* _PROMPT_
Arrange everything in the records below, from the line containing "- text-segment: Brian: [444, 109, 487, 125]" down to the line containing "- text-segment: We", both ends included, as a Markdown table with the columns Row and Record line. Number each row, and leave out any blank lines.
---------- GIVEN DATA
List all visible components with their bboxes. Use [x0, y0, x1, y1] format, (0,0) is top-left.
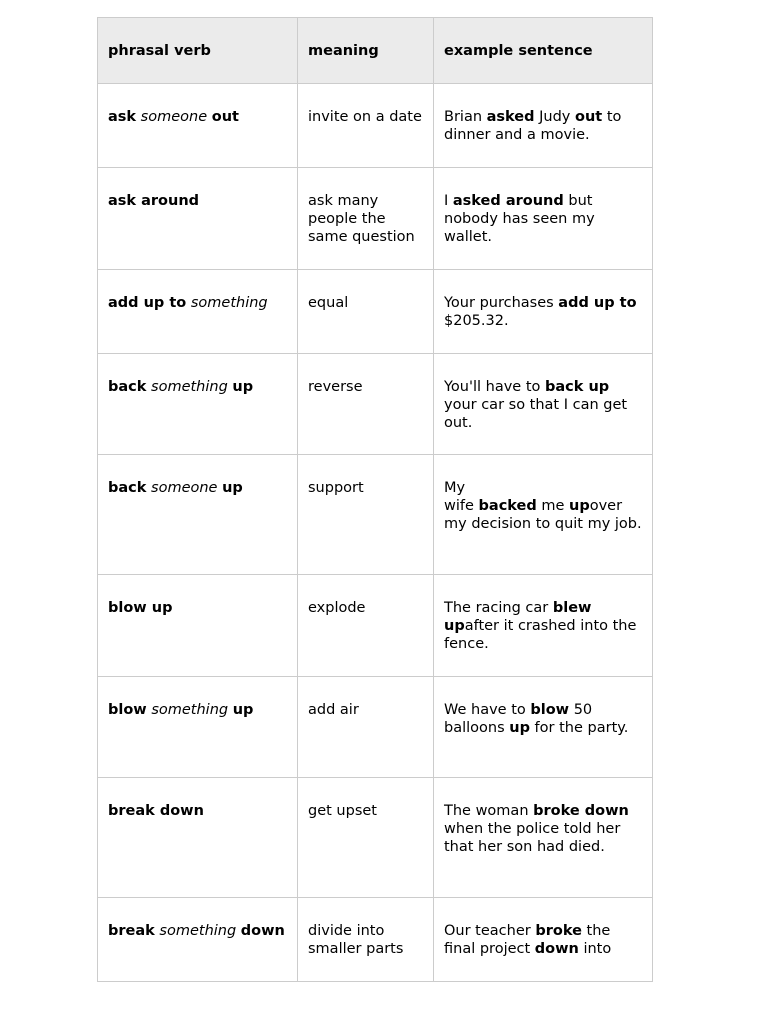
- text-segment: Brian: [444, 109, 487, 125]
- text-segment: for the party.: [529, 720, 629, 736]
- bold-text: down: [534, 941, 579, 957]
- bold-text: up: [222, 480, 243, 496]
- bold-text: up: [232, 379, 254, 395]
- cell-example-sentence: [434, 575, 653, 677]
- bold-text: out: [575, 109, 603, 125]
- bold-text: ask around: [108, 193, 200, 209]
- bold-text: add up to: [558, 295, 637, 311]
- cell-meaning: divide into smaller parts: [298, 898, 434, 982]
- bold-text: blow: [108, 702, 147, 718]
- text-segment: after it crashed into the fence.: [444, 618, 637, 652]
- text-segment: your car so that I can get out.: [444, 397, 628, 431]
- bold-text: asked around: [452, 193, 564, 209]
- table-row: [98, 354, 653, 455]
- text-segment: $205.32.: [444, 313, 509, 329]
- table-row: [98, 168, 653, 270]
- bold-text: down: [240, 923, 285, 939]
- text-segment: me: [536, 498, 570, 514]
- table-row: [98, 270, 653, 354]
- bold-text: up: [569, 498, 590, 514]
- header-example-sentence: example sentence: [434, 18, 653, 84]
- text-segment: over my decision to quit my job.: [444, 498, 642, 532]
- bold-text: up: [509, 720, 530, 736]
- text-segment: when the police told her that her son had died.: [444, 821, 621, 855]
- bold-text: asked: [486, 109, 535, 125]
- table-row: [98, 898, 653, 982]
- table-row: [98, 455, 653, 575]
- cell-example-sentence: [434, 455, 653, 575]
- cell-phrasal-verb: [98, 168, 298, 270]
- header-meaning: meaning: [298, 18, 434, 84]
- text-segment: The woman: [444, 803, 534, 819]
- text-segment: We have to: [444, 702, 531, 718]
- bold-text: backed: [478, 498, 537, 514]
- italic-placeholder: someone: [140, 109, 208, 125]
- cell-meaning: equal: [298, 270, 434, 354]
- header-phrasal-verb: phrasal verb: [98, 18, 298, 84]
- cell-example-sentence: [434, 778, 653, 898]
- cell-example-sentence: [434, 168, 653, 270]
- bold-text: break: [108, 923, 155, 939]
- cell-example-sentence: [434, 898, 653, 982]
- text-segment: Your purchases: [444, 295, 559, 311]
- cell-phrasal-verb: [98, 898, 298, 982]
- table-row: [98, 677, 653, 778]
- header-row: [98, 18, 653, 84]
- table-header: [98, 18, 653, 84]
- table-row: [98, 84, 653, 168]
- cell-meaning: explode: [298, 575, 434, 677]
- bold-text: up: [232, 702, 254, 718]
- bold-text: ask: [108, 109, 137, 125]
- phrasal-verbs-table: [97, 17, 653, 982]
- cell-phrasal-verb: [98, 84, 298, 168]
- bold-text: broke: [535, 923, 582, 939]
- cell-example-sentence: [434, 677, 653, 778]
- bold-text: blow up: [108, 600, 173, 616]
- text-segment: 50 balloons: [444, 702, 593, 736]
- table-row: [98, 575, 653, 677]
- cell-meaning: reverse: [298, 354, 434, 455]
- text-segment: My: [444, 480, 466, 496]
- text-segment: I: [444, 193, 453, 209]
- cell-phrasal-verb: [98, 270, 298, 354]
- text-segment: The racing car: [444, 600, 553, 616]
- cell-phrasal-verb: [98, 575, 298, 677]
- cell-example-sentence: [434, 270, 653, 354]
- bold-text: back: [108, 379, 147, 395]
- text-segment: Judy: [534, 109, 575, 125]
- cell-meaning: get upset: [298, 778, 434, 898]
- cell-meaning: invite on a date: [298, 84, 434, 168]
- cell-meaning: support: [298, 455, 434, 575]
- bold-text: broke down: [533, 803, 629, 819]
- cell-phrasal-verb: [98, 455, 298, 575]
- italic-placeholder: something: [151, 379, 228, 395]
- bold-text: break down: [108, 803, 204, 819]
- table-row: [98, 778, 653, 898]
- text-segment: to dinner and a movie.: [444, 109, 622, 143]
- italic-placeholder: something: [159, 923, 237, 939]
- cell-example-sentence: [434, 354, 653, 455]
- cell-phrasal-verb: [98, 778, 298, 898]
- bold-text: blew up: [444, 600, 592, 634]
- text-segment: but nobody has seen my wallet.: [444, 193, 595, 245]
- italic-placeholder: something: [151, 702, 229, 718]
- text-segment: into: [578, 941, 612, 957]
- bold-text: back up: [545, 379, 610, 395]
- cell-phrasal-verb: [98, 677, 298, 778]
- cell-meaning: ask many people the same question: [298, 168, 434, 270]
- italic-placeholder: someone: [151, 480, 218, 496]
- text-segment: Our teacher: [444, 923, 536, 939]
- text-segment: the final project: [444, 923, 611, 957]
- bold-text: back: [108, 480, 147, 496]
- cell-phrasal-verb: [98, 354, 298, 455]
- cell-meaning: add air: [298, 677, 434, 778]
- text-segment: You'll have to: [444, 379, 545, 395]
- table-body: [98, 84, 653, 982]
- cell-example-sentence: [434, 84, 653, 168]
- italic-placeholder: something: [190, 295, 268, 311]
- bold-text: out: [211, 109, 239, 125]
- text-segment: wife: [444, 498, 479, 514]
- bold-text: blow: [530, 702, 570, 718]
- bold-text: add up to: [108, 295, 187, 311]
--------------------
* _SOLUTION_
| Row | Record line |
|---|---|
| 1 | - text-segment: Brian: [444, 109, 487, 125] |
| 2 | - text-segment: for the party.: [529, 720, 629, 736] |
| 3 | - bold-text: down: [534, 941, 579, 957] |
| 4 | - bold-text: up: [222, 480, 243, 496] |
| 5 | - bold-text: up: [232, 379, 254, 395] |
| 6 | - cell-example-sentence: [434, 575, 653, 677] |
| 7 | - bold-text: out: [575, 109, 603, 125] |
| 8 | - bold-text: ask around: [108, 193, 200, 209] |
| 9 | - bold-text: add up to: [558, 295, 637, 311] |
| 10 | - cell-meaning: divide into smaller parts: [298, 898, 434, 982] |
| 11 | - bold-text: blow: [108, 702, 147, 718] |
| 12 | - text-segment: after it crashed into the fence.: [444, 618, 637, 652] |
| 13 | - text-segment: your car so that I can get out.: [444, 397, 628, 431] |
| 14 | - bold-text: asked around: [452, 193, 564, 209] |
| 15 | - table-row: [98, 354, 653, 455] |
| 16 | - text-segment: $205.32.: [444, 313, 509, 329] |
| 17 | - table-row: [98, 168, 653, 270] |
| 18 | - bold-text: down: [240, 923, 285, 939] |
| 19 | - text-segment: me: [536, 498, 570, 514] |
| 20 | - table-row: [98, 270, 653, 354] |
| 21 | - bold-text: up: [569, 498, 590, 514] |
| 22 | - header-example-sentence: example sentence: [434, 18, 653, 84] |
| 23 | - text-segment: over my decision to quit my job.: [444, 498, 642, 532] |
| 24 | - bold-text: up: [509, 720, 530, 736] |
| 25 | - text-segment: when the police told her that her son had died.: [444, 821, 621, 855] |
| 26 | - bold-text: asked: [486, 109, 535, 125] |
| 27 | - table-row: [98, 898, 653, 982] |
| 28 | - table-row: [98, 455, 653, 575] |
| 29 | - cell-example-sentence: [434, 455, 653, 575] |
| 30 | - cell-phrasal-verb: [98, 168, 298, 270] |
| 31 | - header-meaning: meaning: [298, 18, 434, 84] |
| 32 | - text-segment: The woman: [444, 803, 534, 819] |
| 33 | - text-segment: We have to: [444, 702, 531, 718] |